RECORDS FOR THE TASK:
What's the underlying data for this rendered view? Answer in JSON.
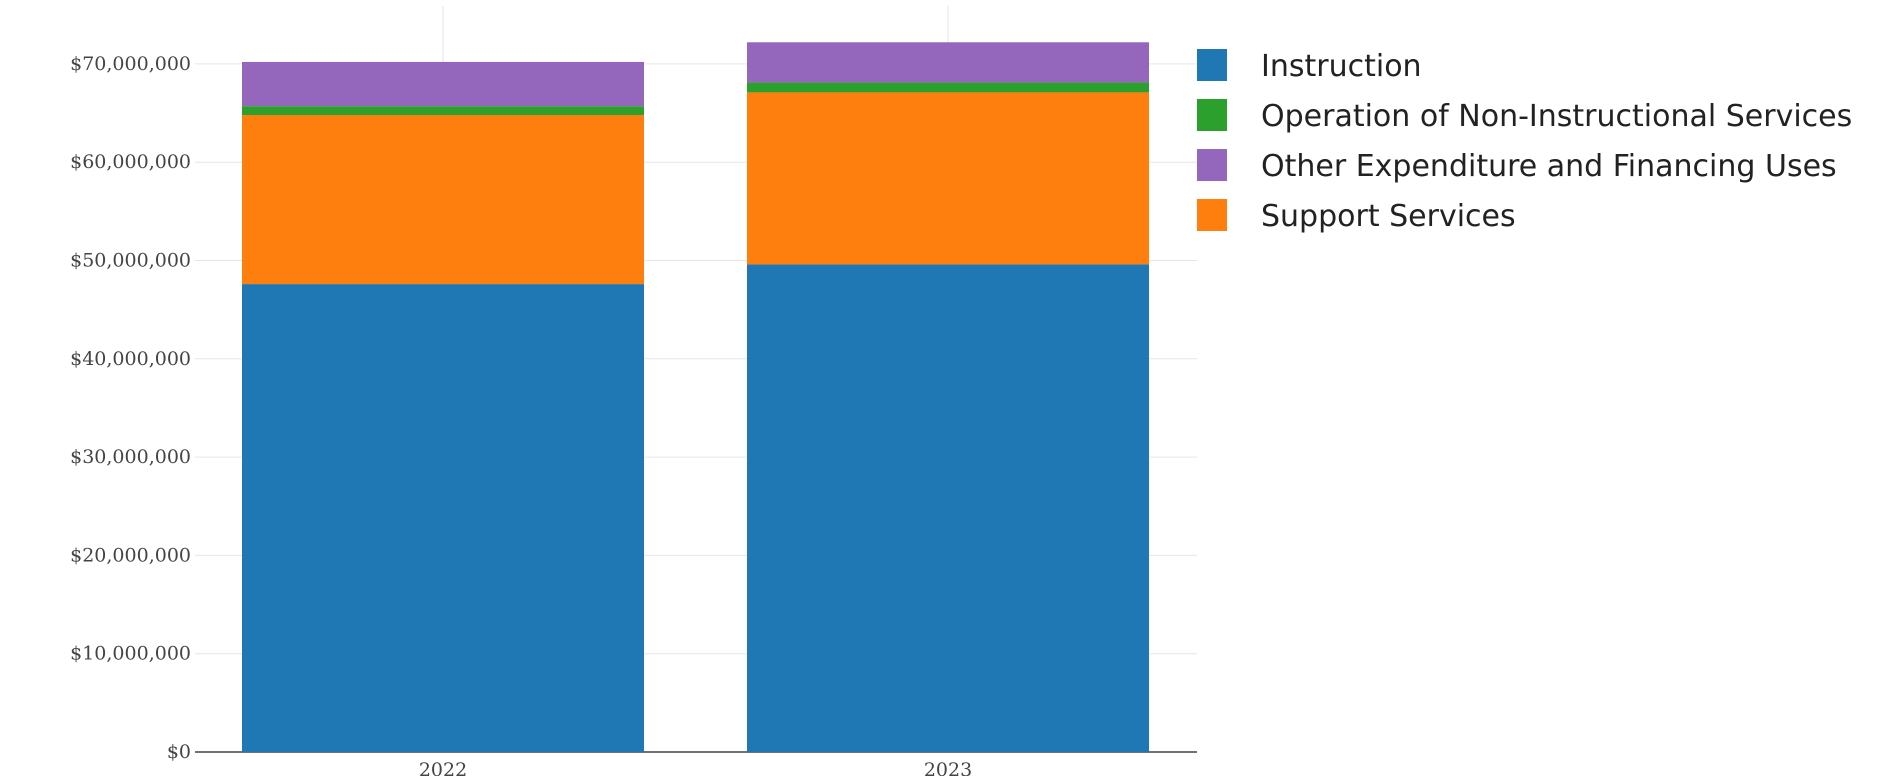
{
  "chart_data": {
    "type": "bar",
    "stacked": true,
    "categories": [
      "2022",
      "2023"
    ],
    "series": [
      {
        "name": "Instruction",
        "color": "#1f77b4",
        "values": [
          47600000,
          49600000
        ]
      },
      {
        "name": "Support Services",
        "color": "#ff7f0e",
        "values": [
          17200000,
          17500000
        ]
      },
      {
        "name": "Operation of Non-Instructional Services",
        "color": "#2ca02c",
        "values": [
          900000,
          1000000
        ]
      },
      {
        "name": "Other Expenditure and Financing Uses",
        "color": "#9467bd",
        "values": [
          4500000,
          4100000
        ]
      }
    ],
    "legend_order": [
      "Instruction",
      "Operation of Non-Instructional Services",
      "Other Expenditure and Financing Uses",
      "Support Services"
    ],
    "y_ticks": [
      0,
      10000000,
      20000000,
      30000000,
      40000000,
      50000000,
      60000000,
      70000000
    ],
    "y_tick_labels": [
      "$0",
      "$10,000,000",
      "$20,000,000",
      "$30,000,000",
      "$40,000,000",
      "$50,000,000",
      "$60,000,000",
      "$70,000,000"
    ],
    "ylim": [
      0,
      76500000
    ],
    "title": "",
    "xlabel": "",
    "ylabel": "",
    "grid": true,
    "legend_position": "right"
  }
}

GOAL OF THE EXERCISE: Where does the word "Expenditure" appear? Return each line that holds it.

FULL RESPONSE:
        "name": "Other Expenditure and Financing Uses",
      "Other Expenditure and Financing Uses",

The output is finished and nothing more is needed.